** start of Task data **

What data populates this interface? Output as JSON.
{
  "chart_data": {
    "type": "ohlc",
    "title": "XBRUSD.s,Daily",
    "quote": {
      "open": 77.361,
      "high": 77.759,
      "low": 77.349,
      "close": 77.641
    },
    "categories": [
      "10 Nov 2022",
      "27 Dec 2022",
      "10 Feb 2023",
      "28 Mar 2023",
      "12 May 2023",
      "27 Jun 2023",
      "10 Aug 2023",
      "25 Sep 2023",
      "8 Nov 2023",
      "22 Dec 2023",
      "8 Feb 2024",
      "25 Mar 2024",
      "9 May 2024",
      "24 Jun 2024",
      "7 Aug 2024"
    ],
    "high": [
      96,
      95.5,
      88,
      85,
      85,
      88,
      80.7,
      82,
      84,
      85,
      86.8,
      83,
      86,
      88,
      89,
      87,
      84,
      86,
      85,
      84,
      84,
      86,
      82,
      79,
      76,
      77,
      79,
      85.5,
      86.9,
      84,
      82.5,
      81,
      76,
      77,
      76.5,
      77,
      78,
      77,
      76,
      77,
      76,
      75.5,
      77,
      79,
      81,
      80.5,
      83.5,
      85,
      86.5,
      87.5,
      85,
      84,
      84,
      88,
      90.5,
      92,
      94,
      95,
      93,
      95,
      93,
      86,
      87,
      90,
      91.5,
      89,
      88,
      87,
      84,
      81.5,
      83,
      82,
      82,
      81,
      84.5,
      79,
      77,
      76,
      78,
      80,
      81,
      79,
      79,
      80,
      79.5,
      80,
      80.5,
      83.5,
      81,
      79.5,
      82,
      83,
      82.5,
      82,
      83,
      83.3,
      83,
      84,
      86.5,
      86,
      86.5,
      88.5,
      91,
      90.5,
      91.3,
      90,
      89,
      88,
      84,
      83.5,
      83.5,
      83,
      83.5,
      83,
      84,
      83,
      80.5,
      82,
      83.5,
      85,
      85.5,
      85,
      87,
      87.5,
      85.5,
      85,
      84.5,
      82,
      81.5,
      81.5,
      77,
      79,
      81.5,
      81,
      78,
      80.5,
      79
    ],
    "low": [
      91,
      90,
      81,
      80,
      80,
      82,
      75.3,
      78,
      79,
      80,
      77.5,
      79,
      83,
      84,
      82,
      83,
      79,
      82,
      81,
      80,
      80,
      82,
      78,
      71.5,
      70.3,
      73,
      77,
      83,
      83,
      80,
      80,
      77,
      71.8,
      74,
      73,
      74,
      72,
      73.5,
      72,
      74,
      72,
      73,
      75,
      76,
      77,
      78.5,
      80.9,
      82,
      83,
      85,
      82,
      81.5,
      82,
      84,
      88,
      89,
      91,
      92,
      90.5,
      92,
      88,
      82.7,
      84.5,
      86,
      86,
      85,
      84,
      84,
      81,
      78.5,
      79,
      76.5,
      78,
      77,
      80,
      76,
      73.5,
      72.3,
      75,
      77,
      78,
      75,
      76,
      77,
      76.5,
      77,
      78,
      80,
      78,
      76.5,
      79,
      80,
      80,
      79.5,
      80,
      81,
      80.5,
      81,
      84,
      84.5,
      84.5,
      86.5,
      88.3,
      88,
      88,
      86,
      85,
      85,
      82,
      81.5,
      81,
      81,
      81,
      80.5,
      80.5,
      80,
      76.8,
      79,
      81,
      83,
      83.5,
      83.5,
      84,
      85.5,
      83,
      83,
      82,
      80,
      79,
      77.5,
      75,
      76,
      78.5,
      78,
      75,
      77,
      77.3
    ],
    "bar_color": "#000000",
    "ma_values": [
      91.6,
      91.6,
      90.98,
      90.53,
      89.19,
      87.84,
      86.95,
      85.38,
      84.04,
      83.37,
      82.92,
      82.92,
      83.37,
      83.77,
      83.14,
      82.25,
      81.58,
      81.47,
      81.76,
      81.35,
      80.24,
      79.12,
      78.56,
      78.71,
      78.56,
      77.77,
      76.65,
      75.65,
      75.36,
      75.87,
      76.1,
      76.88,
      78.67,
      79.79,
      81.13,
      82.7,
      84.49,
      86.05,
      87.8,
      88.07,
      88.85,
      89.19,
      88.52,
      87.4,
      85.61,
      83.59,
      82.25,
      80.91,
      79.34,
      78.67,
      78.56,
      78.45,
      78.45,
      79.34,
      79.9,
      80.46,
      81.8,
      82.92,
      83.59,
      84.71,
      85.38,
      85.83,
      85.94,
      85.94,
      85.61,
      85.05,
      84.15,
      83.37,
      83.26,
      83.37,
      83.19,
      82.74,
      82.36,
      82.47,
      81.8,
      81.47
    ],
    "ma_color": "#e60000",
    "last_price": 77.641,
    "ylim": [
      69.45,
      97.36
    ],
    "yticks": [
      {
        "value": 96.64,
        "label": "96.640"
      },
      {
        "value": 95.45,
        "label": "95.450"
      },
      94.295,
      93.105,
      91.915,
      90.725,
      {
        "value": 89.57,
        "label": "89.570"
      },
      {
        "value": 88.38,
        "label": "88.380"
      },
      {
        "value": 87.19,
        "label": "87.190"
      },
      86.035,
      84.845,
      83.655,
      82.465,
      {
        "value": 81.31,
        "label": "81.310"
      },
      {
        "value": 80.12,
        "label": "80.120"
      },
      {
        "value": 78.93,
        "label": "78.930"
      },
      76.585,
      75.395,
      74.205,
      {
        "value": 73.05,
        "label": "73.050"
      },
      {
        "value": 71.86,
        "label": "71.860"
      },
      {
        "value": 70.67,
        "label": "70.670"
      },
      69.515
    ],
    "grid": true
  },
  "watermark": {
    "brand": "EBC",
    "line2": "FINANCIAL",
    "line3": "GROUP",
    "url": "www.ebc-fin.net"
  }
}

** end of Task data **

> Aim:
Output the entries verbatim.

> Reply:
What data populates this interface? Output as JSON.
{
  "chart_data": {
    "type": "ohlc",
    "title": "XBRUSD.s,Daily",
    "quote": {
      "open": 77.361,
      "high": 77.759,
      "low": 77.349,
      "close": 77.641
    },
    "categories": [
      "10 Nov 2022",
      "27 Dec 2022",
      "10 Feb 2023",
      "28 Mar 2023",
      "12 May 2023",
      "27 Jun 2023",
      "10 Aug 2023",
      "25 Sep 2023",
      "8 Nov 2023",
      "22 Dec 2023",
      "8 Feb 2024",
      "25 Mar 2024",
      "9 May 2024",
      "24 Jun 2024",
      "7 Aug 2024"
    ],
    "high": [
      96,
      95.5,
      88,
      85,
      85,
      88,
      80.7,
      82,
      84,
      85,
      86.8,
      83,
      86,
      88,
      89,
      87,
      84,
      86,
      85,
      84,
      84,
      86,
      82,
      79,
      76,
      77,
      79,
      85.5,
      86.9,
      84,
      82.5,
      81,
      76,
      77,
      76.5,
      77,
      78,
      77,
      76,
      77,
      76,
      75.5,
      77,
      79,
      81,
      80.5,
      83.5,
      85,
      86.5,
      87.5,
      85,
      84,
      84,
      88,
      90.5,
      92,
      94,
      95,
      93,
      95,
      93,
      86,
      87,
      90,
      91.5,
      89,
      88,
      87,
      84,
      81.5,
      83,
      82,
      82,
      81,
      84.5,
      79,
      77,
      76,
      78,
      80,
      81,
      79,
      79,
      80,
      79.5,
      80,
      80.5,
      83.5,
      81,
      79.5,
      82,
      83,
      82.5,
      82,
      83,
      83.3,
      83,
      84,
      86.5,
      86,
      86.5,
      88.5,
      91,
      90.5,
      91.3,
      90,
      89,
      88,
      84,
      83.5,
      83.5,
      83,
      83.5,
      83,
      84,
      83,
      80.5,
      82,
      83.5,
      85,
      85.5,
      85,
      87,
      87.5,
      85.5,
      85,
      84.5,
      82,
      81.5,
      81.5,
      77,
      79,
      81.5,
      81,
      78,
      80.5,
      79
    ],
    "low": [
      91,
      90,
      81,
      80,
      80,
      82,
      75.3,
      78,
      79,
      80,
      77.5,
      79,
      83,
      84,
      82,
      83,
      79,
      82,
      81,
      80,
      80,
      82,
      78,
      71.5,
      70.3,
      73,
      77,
      83,
      83,
      80,
      80,
      77,
      71.8,
      74,
      73,
      74,
      72,
      73.5,
      72,
      74,
      72,
      73,
      75,
      76,
      77,
      78.5,
      80.9,
      82,
      83,
      85,
      82,
      81.5,
      82,
      84,
      88,
      89,
      91,
      92,
      90.5,
      92,
      88,
      82.7,
      84.5,
      86,
      86,
      85,
      84,
      84,
      81,
      78.5,
      79,
      76.5,
      78,
      77,
      80,
      76,
      73.5,
      72.3,
      75,
      77,
      78,
      75,
      76,
      77,
      76.5,
      77,
      78,
      80,
      78,
      76.5,
      79,
      80,
      80,
      79.5,
      80,
      81,
      80.5,
      81,
      84,
      84.5,
      84.5,
      86.5,
      88.3,
      88,
      88,
      86,
      85,
      85,
      82,
      81.5,
      81,
      81,
      81,
      80.5,
      80.5,
      80,
      76.8,
      79,
      81,
      83,
      83.5,
      83.5,
      84,
      85.5,
      83,
      83,
      82,
      80,
      79,
      77.5,
      75,
      76,
      78.5,
      78,
      75,
      77,
      77.3
    ],
    "bar_color": "#000000",
    "ma_values": [
      91.6,
      91.6,
      90.98,
      90.53,
      89.19,
      87.84,
      86.95,
      85.38,
      84.04,
      83.37,
      82.92,
      82.92,
      83.37,
      83.77,
      83.14,
      82.25,
      81.58,
      81.47,
      81.76,
      81.35,
      80.24,
      79.12,
      78.56,
      78.71,
      78.56,
      77.77,
      76.65,
      75.65,
      75.36,
      75.87,
      76.1,
      76.88,
      78.67,
      79.79,
      81.13,
      82.7,
      84.49,
      86.05,
      87.8,
      88.07,
      88.85,
      89.19,
      88.52,
      87.4,
      85.61,
      83.59,
      82.25,
      80.91,
      79.34,
      78.67,
      78.56,
      78.45,
      78.45,
      79.34,
      79.9,
      80.46,
      81.8,
      82.92,
      83.59,
      84.71,
      85.38,
      85.83,
      85.94,
      85.94,
      85.61,
      85.05,
      84.15,
      83.37,
      83.26,
      83.37,
      83.19,
      82.74,
      82.36,
      82.47,
      81.8,
      81.47
    ],
    "ma_color": "#e60000",
    "last_price": 77.641,
    "ylim": [
      69.45,
      97.36
    ],
    "yticks": [
      {
        "value": 96.64,
        "label": "96.640"
      },
      {
        "value": 95.45,
        "label": "95.450"
      },
      94.295,
      93.105,
      91.915,
      90.725,
      {
        "value": 89.57,
        "label": "89.570"
      },
      {
        "value": 88.38,
        "label": "88.380"
      },
      {
        "value": 87.19,
        "label": "87.190"
      },
      86.035,
      84.845,
      83.655,
      82.465,
      {
        "value": 81.31,
        "label": "81.310"
      },
      {
        "value": 80.12,
        "label": "80.120"
      },
      {
        "value": 78.93,
        "label": "78.930"
      },
      76.585,
      75.395,
      74.205,
      {
        "value": 73.05,
        "label": "73.050"
      },
      {
        "value": 71.86,
        "label": "71.860"
      },
      {
        "value": 70.67,
        "label": "70.670"
      },
      69.515
    ],
    "grid": true
  },
  "watermark": {
    "brand": "EBC",
    "line2": "FINANCIAL",
    "line3": "GROUP",
    "url": "www.ebc-fin.net"
  }
}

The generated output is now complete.